What needs to be done: Find all the lines with "Output" and gather them.

● ● ● ●

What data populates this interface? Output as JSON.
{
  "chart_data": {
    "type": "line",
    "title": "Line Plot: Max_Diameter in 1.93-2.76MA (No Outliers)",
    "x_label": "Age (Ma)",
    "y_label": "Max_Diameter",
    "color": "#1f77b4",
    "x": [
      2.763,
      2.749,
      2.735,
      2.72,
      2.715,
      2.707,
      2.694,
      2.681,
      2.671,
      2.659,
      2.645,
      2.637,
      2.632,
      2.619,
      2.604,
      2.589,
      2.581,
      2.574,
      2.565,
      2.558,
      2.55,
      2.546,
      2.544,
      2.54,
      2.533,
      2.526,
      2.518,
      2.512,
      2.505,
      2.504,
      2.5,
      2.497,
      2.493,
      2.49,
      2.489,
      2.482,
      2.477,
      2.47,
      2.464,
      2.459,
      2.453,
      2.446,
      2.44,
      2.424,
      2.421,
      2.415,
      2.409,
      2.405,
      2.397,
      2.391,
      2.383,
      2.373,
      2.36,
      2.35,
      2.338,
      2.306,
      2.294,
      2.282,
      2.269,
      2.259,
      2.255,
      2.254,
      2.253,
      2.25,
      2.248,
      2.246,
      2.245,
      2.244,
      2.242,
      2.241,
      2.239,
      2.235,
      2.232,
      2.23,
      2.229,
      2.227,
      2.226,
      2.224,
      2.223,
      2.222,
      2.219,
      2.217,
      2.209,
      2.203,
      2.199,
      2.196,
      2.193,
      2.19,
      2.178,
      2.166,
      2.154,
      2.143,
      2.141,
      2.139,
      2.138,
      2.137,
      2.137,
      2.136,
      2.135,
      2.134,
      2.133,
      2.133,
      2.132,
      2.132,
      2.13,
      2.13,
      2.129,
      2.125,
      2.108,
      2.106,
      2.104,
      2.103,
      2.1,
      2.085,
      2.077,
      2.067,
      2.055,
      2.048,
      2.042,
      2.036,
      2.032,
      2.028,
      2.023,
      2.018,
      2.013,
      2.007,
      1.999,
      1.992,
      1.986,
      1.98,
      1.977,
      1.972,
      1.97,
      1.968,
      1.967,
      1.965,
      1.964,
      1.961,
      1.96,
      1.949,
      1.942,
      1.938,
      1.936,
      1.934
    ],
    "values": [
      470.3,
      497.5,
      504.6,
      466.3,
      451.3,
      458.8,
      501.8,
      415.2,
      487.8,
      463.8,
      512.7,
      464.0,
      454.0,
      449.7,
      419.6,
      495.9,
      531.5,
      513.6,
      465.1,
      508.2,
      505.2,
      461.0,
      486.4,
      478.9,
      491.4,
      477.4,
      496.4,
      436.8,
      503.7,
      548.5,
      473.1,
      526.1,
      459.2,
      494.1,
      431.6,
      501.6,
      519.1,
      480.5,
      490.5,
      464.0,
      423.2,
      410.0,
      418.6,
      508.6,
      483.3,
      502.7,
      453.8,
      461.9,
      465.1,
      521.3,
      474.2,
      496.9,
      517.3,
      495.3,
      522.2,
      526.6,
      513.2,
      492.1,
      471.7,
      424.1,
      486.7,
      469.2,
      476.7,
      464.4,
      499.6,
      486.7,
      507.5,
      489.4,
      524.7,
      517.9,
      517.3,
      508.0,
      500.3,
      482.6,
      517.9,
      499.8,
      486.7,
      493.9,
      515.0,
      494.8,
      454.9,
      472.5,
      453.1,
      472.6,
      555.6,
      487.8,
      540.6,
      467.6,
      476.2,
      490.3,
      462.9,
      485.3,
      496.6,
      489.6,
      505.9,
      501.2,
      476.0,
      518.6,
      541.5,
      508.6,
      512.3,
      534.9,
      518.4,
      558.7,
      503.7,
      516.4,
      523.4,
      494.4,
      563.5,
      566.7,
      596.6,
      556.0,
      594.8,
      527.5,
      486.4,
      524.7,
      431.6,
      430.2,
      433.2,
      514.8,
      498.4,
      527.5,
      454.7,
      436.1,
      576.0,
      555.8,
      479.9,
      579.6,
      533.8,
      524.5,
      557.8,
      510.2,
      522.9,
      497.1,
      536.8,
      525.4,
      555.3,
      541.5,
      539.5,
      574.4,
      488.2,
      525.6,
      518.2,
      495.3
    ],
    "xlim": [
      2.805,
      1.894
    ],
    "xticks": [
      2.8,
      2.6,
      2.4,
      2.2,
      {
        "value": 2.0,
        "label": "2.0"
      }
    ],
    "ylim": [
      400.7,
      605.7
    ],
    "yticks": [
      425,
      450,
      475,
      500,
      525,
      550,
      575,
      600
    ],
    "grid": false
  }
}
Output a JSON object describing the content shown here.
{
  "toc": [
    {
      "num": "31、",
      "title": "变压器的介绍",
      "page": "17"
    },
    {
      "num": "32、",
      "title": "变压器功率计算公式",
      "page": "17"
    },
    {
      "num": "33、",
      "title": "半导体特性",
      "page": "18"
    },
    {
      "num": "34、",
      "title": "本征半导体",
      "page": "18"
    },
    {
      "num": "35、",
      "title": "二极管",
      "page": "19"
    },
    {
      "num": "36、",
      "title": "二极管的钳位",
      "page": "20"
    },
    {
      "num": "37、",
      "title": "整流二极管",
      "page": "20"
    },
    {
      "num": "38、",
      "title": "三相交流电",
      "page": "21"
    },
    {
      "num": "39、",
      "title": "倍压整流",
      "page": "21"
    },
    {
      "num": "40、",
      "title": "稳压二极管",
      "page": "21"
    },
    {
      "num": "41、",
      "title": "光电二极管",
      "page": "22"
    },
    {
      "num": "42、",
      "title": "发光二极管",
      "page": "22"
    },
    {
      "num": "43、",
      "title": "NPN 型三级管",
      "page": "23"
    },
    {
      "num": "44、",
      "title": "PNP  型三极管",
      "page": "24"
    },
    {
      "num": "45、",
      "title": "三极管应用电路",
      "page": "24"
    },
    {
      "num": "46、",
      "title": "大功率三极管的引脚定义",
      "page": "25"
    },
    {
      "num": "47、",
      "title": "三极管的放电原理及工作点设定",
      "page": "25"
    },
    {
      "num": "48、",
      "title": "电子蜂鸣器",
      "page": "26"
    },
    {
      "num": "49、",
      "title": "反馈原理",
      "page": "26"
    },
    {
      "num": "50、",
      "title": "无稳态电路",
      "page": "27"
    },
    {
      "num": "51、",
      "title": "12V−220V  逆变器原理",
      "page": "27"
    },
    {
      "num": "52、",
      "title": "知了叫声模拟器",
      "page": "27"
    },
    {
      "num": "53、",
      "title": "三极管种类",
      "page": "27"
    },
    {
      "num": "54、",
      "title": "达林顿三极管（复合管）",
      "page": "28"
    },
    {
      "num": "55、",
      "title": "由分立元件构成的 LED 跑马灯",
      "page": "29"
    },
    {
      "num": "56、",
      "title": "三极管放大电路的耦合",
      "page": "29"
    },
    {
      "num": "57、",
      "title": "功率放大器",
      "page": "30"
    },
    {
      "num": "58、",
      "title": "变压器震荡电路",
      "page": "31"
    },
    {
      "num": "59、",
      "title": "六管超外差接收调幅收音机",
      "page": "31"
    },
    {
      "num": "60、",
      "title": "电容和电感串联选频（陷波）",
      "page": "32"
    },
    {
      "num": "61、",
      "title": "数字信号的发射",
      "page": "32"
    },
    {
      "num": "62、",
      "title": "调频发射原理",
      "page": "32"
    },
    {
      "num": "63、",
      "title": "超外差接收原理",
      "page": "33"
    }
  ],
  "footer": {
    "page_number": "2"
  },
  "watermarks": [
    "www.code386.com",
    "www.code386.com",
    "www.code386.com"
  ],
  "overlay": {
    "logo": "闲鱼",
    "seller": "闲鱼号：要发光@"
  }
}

● ● ● ●

Answer to the exercise:
What data populates this interface? Output as JSON.
Output a JSON object describing the content shown here.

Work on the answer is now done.